▸ **STATED EXERCISE**: Every record below should be written out exactly; pictures stay out.

▸ **SUPPLIED MATERIAL**:
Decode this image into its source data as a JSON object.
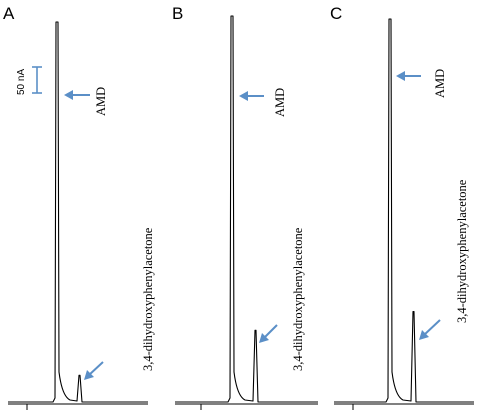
{
  "chart_data": [
    {
      "type": "line",
      "panel": "A",
      "peaks": [
        {
          "label": "AMD",
          "height": 1.0
        },
        {
          "label": "3,4-dihydroxyphenylacetone",
          "height": 0.075
        }
      ],
      "scale_bar_label": "50 nA"
    },
    {
      "type": "line",
      "panel": "B",
      "peaks": [
        {
          "label": "AMD",
          "height": 1.0
        },
        {
          "label": "3,4-dihydroxyphenylacetone",
          "height": 0.19
        }
      ]
    },
    {
      "type": "line",
      "panel": "C",
      "peaks": [
        {
          "label": "AMD",
          "height": 1.0
        },
        {
          "label": "3,4-dihydroxyphenylacetone",
          "height": 0.24
        }
      ]
    }
  ],
  "colors": {
    "arrow": "#5b8fc7",
    "trace": "#000000"
  }
}
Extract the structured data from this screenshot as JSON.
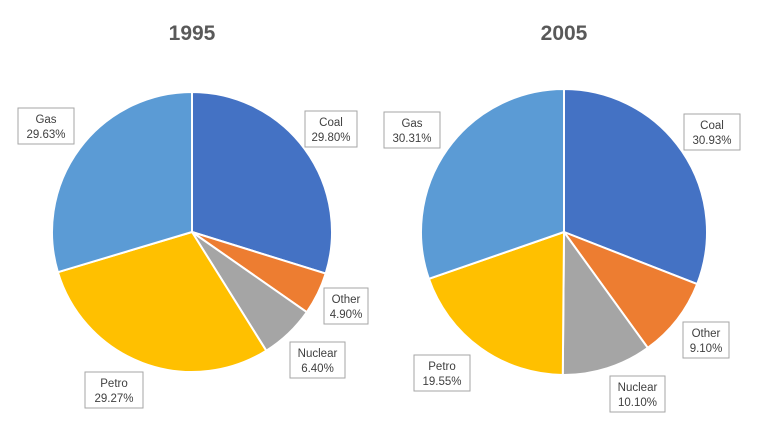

▸ **COMPLETED EXERCISE**:
Decode this image into its source data as a JSON object.
{
  "chart_data": [
    {
      "type": "line",
      "panel": "A",
      "peaks": [
        {
          "label": "AMD",
          "height": 1.0
        },
        {
          "label": "3,4-dihydroxyphenylacetone",
          "height": 0.075
        }
      ],
      "scale_bar_label": "50 nA"
    },
    {
      "type": "line",
      "panel": "B",
      "peaks": [
        {
          "label": "AMD",
          "height": 1.0
        },
        {
          "label": "3,4-dihydroxyphenylacetone",
          "height": 0.19
        }
      ]
    },
    {
      "type": "line",
      "panel": "C",
      "peaks": [
        {
          "label": "AMD",
          "height": 1.0
        },
        {
          "label": "3,4-dihydroxyphenylacetone",
          "height": 0.24
        }
      ]
    }
  ],
  "colors": {
    "arrow": "#5b8fc7",
    "trace": "#000000"
  }
}
Extract the structured data from this screenshot as JSON.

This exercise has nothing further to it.